(Stored entries)
# # #

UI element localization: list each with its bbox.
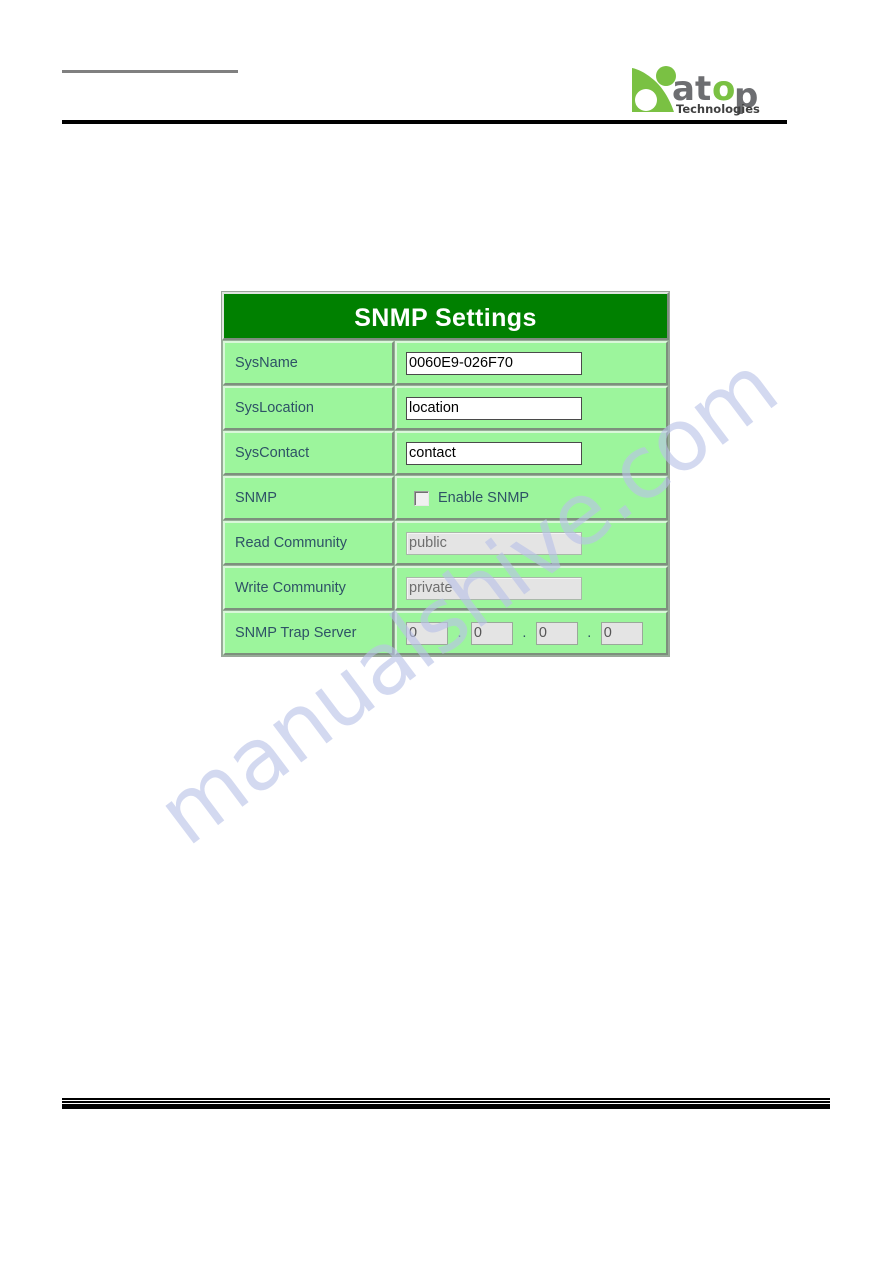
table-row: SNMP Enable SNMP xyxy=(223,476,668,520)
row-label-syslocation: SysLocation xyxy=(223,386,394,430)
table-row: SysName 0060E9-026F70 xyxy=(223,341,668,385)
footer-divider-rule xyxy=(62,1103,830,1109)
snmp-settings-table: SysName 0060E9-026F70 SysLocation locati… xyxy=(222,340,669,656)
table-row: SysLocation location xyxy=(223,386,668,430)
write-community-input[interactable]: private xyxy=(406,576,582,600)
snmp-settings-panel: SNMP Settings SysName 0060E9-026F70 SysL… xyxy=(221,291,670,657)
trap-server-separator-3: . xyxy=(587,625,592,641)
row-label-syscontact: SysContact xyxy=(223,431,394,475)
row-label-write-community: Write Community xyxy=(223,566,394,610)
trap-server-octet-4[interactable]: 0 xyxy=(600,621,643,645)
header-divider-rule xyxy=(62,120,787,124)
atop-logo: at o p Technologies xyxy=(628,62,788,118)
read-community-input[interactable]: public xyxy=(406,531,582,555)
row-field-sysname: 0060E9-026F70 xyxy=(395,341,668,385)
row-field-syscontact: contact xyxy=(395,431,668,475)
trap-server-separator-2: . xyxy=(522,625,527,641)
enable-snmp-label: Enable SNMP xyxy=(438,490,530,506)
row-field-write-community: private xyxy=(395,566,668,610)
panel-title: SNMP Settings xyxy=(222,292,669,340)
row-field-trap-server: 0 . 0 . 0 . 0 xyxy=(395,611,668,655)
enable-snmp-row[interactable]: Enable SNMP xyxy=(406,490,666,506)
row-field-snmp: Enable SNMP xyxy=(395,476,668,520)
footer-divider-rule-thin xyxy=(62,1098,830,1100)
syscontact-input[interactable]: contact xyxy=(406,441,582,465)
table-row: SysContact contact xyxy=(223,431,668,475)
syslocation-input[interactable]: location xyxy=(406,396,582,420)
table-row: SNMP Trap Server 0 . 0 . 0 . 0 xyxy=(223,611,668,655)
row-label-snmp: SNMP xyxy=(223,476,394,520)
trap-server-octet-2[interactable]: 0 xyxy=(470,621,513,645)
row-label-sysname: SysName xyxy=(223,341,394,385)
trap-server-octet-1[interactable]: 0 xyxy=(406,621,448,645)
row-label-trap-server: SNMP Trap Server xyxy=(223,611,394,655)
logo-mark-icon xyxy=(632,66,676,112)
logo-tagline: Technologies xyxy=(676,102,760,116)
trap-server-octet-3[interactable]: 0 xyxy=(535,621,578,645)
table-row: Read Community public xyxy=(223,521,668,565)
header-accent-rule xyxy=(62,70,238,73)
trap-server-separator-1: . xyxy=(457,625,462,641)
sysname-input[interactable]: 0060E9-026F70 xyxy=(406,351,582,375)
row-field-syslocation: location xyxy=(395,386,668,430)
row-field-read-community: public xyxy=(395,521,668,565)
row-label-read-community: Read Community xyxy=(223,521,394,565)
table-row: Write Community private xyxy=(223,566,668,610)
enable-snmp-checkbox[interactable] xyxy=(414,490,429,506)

# # #

PROBLEM REQUIREMENTS: Copy all of the lines above verbatim, leaving out any picture.

FINISHED EXERCISE:
UI element localization: list each with its bbox.
table-row: SNMP Enable SNMP xyxy=(223,476,668,520)
row-label-syslocation: SysLocation xyxy=(223,386,394,430)
table-row: SysName 0060E9-026F70 xyxy=(223,341,668,385)
footer-divider-rule xyxy=(62,1103,830,1109)
snmp-settings-table: SysName 0060E9-026F70 SysLocation locati… xyxy=(222,340,669,656)
table-row: SysLocation location xyxy=(223,386,668,430)
write-community-input[interactable]: private xyxy=(406,576,582,600)
snmp-settings-panel: SNMP Settings SysName 0060E9-026F70 SysL… xyxy=(221,291,670,657)
trap-server-separator-3: . xyxy=(587,625,592,641)
row-label-syscontact: SysContact xyxy=(223,431,394,475)
row-label-write-community: Write Community xyxy=(223,566,394,610)
trap-server-octet-4[interactable]: 0 xyxy=(600,621,643,645)
header-divider-rule xyxy=(62,120,787,124)
atop-logo: at o p Technologies xyxy=(628,62,788,118)
read-community-input[interactable]: public xyxy=(406,531,582,555)
row-field-sysname: 0060E9-026F70 xyxy=(395,341,668,385)
row-field-syscontact: contact xyxy=(395,431,668,475)
trap-server-separator-2: . xyxy=(522,625,527,641)
enable-snmp-label: Enable SNMP xyxy=(438,490,530,506)
row-field-write-community: private xyxy=(395,566,668,610)
panel-title: SNMP Settings xyxy=(222,292,669,340)
row-field-trap-server: 0 . 0 . 0 . 0 xyxy=(395,611,668,655)
enable-snmp-row[interactable]: Enable SNMP xyxy=(406,490,666,506)
row-field-snmp: Enable SNMP xyxy=(395,476,668,520)
footer-divider-rule-thin xyxy=(62,1098,830,1100)
syscontact-input[interactable]: contact xyxy=(406,441,582,465)
table-row: SysContact contact xyxy=(223,431,668,475)
syslocation-input[interactable]: location xyxy=(406,396,582,420)
table-row: SNMP Trap Server 0 . 0 . 0 . 0 xyxy=(223,611,668,655)
row-label-snmp: SNMP xyxy=(223,476,394,520)
trap-server-octet-2[interactable]: 0 xyxy=(470,621,513,645)
row-label-sysname: SysName xyxy=(223,341,394,385)
trap-server-octet-1[interactable]: 0 xyxy=(406,621,448,645)
row-label-trap-server: SNMP Trap Server xyxy=(223,611,394,655)
logo-mark-icon xyxy=(632,66,676,112)
logo-tagline: Technologies xyxy=(676,102,760,116)
trap-server-octet-3[interactable]: 0 xyxy=(535,621,578,645)
table-row: Read Community public xyxy=(223,521,668,565)
header-accent-rule xyxy=(62,70,238,73)
trap-server-separator-1: . xyxy=(457,625,462,641)
sysname-input[interactable]: 0060E9-026F70 xyxy=(406,351,582,375)
row-field-syslocation: location xyxy=(395,386,668,430)
row-field-read-community: public xyxy=(395,521,668,565)
row-label-read-community: Read Community xyxy=(223,521,394,565)
table-row: Write Community private xyxy=(223,566,668,610)
enable-snmp-checkbox[interactable] xyxy=(414,490,429,506)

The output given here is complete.